▶ Directions: Report the total number of lines that include the string "arbetslöshet", without any other text.
- - - - - - -
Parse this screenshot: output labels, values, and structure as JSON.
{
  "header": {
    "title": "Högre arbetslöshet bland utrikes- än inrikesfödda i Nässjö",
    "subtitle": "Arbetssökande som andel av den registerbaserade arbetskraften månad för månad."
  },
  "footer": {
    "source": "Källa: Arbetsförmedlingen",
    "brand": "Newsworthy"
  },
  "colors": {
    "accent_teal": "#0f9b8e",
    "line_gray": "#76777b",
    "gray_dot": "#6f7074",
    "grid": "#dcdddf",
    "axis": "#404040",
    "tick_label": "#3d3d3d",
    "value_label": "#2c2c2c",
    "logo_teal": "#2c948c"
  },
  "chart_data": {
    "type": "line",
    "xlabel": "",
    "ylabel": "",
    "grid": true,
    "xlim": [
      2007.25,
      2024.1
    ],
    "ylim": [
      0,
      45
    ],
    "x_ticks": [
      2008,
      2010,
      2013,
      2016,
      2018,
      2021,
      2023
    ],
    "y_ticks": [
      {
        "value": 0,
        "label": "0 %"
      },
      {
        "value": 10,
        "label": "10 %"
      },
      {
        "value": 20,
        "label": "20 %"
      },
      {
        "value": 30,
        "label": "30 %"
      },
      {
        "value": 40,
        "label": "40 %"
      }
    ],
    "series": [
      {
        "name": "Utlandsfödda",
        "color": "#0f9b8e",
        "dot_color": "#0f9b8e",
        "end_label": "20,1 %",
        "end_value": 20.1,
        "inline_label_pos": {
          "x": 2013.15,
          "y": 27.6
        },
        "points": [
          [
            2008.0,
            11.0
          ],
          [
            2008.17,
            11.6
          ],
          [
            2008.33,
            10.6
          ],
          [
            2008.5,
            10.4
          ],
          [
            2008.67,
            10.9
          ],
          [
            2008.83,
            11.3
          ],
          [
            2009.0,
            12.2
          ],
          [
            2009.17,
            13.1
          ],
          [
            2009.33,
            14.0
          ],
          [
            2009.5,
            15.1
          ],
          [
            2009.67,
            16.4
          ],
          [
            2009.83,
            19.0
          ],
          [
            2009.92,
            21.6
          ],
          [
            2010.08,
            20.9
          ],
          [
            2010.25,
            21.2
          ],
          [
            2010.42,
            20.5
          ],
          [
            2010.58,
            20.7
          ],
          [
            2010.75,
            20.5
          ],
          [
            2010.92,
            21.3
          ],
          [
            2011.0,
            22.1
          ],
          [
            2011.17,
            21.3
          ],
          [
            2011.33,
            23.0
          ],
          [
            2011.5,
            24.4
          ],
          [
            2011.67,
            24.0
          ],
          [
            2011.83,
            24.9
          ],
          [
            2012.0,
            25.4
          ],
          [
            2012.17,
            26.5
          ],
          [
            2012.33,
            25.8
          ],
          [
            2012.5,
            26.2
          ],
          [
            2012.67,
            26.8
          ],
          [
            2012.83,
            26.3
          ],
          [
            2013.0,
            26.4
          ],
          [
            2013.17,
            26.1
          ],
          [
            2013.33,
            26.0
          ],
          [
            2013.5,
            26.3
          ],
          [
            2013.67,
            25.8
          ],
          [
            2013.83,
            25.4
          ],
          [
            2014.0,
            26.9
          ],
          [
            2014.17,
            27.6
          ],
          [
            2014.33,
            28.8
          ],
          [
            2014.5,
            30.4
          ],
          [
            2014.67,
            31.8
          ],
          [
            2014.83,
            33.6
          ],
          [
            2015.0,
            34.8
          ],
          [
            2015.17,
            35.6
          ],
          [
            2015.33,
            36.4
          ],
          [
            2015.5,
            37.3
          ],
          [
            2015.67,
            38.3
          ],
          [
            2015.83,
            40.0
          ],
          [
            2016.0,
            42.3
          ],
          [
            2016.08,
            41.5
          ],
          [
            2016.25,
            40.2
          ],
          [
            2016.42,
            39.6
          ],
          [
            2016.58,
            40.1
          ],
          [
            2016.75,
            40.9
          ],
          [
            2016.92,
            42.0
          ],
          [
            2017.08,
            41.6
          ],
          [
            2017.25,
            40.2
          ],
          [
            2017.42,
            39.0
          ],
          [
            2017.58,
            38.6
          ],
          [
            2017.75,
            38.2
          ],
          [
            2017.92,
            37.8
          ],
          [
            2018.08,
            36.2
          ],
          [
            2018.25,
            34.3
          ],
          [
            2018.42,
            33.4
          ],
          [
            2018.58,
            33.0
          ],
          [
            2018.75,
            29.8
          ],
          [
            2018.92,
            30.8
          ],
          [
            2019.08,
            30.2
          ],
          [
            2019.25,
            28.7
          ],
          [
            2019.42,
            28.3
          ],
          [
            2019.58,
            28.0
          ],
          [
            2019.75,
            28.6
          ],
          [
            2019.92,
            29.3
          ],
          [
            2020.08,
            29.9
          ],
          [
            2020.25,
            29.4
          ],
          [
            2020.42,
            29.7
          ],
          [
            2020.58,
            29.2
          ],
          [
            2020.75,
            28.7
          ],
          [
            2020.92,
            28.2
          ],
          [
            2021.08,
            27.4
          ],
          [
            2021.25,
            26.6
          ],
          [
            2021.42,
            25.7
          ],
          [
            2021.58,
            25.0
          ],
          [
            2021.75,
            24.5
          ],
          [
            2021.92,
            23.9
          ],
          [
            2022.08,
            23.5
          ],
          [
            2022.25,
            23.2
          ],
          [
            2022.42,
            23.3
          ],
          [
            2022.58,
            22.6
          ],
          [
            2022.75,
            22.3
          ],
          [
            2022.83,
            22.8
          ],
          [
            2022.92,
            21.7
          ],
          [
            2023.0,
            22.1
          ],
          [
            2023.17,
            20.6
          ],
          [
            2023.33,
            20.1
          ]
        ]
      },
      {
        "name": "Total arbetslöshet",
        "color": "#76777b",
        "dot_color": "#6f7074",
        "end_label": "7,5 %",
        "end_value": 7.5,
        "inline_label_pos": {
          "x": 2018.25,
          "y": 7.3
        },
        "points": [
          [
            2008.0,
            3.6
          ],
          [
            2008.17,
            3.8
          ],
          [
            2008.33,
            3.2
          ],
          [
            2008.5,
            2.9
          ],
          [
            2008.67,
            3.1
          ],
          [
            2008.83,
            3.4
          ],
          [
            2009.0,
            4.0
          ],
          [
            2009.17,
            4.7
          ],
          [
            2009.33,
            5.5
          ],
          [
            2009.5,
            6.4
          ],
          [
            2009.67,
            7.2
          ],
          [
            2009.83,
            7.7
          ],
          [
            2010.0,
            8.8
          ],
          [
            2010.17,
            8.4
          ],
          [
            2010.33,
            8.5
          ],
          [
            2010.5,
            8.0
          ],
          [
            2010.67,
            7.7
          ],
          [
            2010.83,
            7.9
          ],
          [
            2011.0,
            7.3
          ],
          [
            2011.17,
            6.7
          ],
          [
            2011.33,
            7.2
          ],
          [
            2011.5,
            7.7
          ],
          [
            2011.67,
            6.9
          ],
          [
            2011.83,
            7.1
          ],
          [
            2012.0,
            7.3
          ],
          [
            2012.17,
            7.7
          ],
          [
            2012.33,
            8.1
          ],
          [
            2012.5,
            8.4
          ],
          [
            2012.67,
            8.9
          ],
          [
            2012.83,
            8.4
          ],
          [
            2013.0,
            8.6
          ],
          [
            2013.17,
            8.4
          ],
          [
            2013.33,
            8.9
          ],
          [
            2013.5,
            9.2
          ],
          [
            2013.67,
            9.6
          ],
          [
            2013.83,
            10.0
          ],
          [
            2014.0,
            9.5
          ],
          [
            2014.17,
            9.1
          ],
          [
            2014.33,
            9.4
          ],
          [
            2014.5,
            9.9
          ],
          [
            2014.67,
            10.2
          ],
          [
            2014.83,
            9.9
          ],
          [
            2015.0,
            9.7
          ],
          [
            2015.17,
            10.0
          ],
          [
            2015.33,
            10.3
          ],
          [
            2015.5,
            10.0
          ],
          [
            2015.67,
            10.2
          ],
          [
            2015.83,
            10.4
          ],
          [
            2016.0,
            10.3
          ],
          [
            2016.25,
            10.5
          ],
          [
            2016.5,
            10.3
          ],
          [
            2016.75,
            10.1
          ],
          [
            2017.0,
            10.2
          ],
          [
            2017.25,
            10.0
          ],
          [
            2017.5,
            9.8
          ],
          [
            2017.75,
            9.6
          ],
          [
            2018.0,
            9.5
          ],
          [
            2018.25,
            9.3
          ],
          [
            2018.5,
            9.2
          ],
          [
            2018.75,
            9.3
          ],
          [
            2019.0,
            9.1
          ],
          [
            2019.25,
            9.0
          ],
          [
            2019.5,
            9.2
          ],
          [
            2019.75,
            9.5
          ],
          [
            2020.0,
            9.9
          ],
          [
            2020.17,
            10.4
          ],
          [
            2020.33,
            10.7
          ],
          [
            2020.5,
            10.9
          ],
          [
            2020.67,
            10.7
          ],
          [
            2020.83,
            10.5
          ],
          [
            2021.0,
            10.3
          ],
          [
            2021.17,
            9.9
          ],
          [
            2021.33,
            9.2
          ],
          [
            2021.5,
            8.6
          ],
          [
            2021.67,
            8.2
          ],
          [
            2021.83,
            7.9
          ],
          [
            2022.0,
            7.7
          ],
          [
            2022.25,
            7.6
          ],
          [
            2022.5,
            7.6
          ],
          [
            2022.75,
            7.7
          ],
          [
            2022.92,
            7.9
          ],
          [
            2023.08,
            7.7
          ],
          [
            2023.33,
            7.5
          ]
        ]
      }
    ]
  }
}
- - - - - - -
▶ Completed exercise: 2